→ Input material:
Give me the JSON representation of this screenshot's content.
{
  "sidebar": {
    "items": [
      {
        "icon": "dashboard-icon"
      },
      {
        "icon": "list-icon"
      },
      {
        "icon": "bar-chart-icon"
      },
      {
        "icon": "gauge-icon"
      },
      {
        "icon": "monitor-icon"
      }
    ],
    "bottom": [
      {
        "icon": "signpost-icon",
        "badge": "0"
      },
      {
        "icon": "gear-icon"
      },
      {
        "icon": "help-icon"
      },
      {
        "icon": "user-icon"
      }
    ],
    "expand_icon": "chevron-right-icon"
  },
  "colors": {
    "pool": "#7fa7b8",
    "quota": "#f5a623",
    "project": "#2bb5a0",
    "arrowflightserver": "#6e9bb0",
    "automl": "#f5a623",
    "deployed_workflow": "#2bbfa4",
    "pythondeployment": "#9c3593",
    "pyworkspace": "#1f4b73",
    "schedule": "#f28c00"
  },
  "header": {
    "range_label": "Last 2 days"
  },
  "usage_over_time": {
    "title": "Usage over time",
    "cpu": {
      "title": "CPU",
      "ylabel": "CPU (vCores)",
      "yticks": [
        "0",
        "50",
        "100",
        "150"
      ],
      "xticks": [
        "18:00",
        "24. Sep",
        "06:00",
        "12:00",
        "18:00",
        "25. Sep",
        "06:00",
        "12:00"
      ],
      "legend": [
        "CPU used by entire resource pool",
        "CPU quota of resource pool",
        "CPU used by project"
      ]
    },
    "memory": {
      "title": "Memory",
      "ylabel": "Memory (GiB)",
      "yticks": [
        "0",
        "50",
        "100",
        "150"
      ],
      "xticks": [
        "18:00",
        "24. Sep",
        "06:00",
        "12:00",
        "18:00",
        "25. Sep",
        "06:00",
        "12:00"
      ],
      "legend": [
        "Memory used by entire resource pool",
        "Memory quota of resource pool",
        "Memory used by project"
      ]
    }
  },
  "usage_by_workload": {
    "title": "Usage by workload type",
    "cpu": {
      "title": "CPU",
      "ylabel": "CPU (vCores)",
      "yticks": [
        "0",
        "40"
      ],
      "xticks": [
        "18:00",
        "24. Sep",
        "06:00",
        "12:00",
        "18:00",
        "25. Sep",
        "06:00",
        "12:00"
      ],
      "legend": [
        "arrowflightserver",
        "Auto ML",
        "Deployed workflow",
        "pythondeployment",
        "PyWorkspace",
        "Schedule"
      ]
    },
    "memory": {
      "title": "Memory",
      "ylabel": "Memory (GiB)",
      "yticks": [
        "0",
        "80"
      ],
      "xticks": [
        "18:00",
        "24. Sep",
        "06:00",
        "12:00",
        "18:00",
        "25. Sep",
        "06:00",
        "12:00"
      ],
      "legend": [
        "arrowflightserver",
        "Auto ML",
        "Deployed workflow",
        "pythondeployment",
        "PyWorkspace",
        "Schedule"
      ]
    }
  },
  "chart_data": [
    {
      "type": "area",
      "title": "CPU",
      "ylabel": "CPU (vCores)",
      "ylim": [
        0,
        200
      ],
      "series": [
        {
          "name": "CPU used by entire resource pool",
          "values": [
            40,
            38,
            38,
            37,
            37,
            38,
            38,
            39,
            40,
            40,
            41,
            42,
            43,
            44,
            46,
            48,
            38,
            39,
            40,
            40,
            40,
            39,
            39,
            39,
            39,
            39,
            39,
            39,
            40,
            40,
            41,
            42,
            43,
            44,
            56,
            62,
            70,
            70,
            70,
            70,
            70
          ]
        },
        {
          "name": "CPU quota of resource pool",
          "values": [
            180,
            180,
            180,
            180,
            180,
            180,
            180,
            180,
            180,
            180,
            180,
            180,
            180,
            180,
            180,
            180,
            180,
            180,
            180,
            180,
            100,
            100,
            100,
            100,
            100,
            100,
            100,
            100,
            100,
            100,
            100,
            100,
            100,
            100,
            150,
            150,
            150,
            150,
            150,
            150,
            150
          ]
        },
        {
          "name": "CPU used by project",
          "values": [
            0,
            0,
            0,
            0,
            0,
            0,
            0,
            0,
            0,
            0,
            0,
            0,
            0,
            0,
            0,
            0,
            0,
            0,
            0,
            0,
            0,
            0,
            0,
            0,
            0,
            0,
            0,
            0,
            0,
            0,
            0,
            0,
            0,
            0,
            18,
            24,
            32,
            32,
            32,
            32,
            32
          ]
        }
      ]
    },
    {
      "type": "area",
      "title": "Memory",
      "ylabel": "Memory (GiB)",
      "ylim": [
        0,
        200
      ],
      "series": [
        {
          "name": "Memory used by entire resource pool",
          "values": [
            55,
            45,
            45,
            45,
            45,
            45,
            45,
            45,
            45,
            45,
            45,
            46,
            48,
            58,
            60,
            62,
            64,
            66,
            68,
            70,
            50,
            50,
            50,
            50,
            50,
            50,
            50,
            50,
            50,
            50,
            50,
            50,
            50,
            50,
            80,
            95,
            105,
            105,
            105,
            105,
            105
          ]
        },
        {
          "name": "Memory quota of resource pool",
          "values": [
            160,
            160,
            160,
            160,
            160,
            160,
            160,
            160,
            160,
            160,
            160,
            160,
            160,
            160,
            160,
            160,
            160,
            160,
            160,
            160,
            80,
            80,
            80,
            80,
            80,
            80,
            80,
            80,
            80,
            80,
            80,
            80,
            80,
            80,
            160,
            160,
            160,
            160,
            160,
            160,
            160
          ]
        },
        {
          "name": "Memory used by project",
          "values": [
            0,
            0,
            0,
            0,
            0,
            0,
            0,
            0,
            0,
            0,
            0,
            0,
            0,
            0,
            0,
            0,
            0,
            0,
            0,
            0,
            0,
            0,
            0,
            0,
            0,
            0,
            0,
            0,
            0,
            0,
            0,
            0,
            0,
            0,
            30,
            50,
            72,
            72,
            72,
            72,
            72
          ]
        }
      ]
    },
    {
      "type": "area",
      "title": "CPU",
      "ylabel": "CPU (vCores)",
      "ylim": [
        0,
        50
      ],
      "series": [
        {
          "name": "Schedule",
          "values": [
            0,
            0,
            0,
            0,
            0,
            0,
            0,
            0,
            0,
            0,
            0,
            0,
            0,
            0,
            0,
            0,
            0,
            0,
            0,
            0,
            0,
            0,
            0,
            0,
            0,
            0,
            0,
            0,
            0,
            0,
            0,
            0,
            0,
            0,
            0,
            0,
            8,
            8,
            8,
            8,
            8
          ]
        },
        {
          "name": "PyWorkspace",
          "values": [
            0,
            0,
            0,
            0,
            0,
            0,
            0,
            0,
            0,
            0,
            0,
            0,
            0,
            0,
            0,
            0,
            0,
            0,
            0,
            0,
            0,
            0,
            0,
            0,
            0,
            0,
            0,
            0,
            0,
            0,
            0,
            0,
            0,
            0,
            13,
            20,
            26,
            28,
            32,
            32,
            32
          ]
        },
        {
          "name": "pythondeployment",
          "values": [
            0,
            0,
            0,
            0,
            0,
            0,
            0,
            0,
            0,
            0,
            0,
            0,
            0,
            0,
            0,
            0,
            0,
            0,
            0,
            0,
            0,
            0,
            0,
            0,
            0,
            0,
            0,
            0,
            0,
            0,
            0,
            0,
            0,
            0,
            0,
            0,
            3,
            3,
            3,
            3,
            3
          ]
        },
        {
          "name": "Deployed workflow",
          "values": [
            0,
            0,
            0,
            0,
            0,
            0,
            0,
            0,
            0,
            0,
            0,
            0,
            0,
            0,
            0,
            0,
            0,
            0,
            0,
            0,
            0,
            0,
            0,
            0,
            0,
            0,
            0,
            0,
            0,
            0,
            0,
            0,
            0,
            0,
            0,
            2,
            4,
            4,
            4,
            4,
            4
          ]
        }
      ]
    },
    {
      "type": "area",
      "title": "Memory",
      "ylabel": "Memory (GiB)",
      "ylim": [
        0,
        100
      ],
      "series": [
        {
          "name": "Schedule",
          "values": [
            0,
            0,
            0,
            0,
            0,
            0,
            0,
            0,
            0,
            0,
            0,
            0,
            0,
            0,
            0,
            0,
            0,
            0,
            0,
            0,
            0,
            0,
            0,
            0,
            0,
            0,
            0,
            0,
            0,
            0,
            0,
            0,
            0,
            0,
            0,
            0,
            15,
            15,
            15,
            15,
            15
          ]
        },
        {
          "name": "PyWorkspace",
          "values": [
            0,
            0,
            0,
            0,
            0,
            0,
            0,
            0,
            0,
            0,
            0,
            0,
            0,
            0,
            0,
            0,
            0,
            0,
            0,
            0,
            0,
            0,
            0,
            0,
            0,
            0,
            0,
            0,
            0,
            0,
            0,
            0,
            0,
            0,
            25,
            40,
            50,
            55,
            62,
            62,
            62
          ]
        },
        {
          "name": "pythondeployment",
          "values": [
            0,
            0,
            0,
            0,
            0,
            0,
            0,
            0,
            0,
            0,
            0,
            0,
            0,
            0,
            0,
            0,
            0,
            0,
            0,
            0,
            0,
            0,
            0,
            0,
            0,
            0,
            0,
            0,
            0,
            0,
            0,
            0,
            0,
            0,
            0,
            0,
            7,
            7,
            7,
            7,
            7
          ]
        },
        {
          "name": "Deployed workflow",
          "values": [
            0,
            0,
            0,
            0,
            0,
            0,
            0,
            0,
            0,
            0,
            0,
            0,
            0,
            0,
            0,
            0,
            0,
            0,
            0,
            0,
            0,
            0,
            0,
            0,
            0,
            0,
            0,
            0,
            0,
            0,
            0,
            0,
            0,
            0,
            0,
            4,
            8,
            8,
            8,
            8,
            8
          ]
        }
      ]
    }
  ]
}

→ What to produce: Return each line of the data that contains the string "used".

→ Answer to this exercise:
        "CPU used by entire resource pool",
        "CPU used by project"
        "Memory used by entire resource pool",
        "Memory used by project"
          "name": "CPU used by entire resource pool",
          "name": "CPU used by project",
          "name": "Memory used by entire resource pool",
          "name": "Memory used by project",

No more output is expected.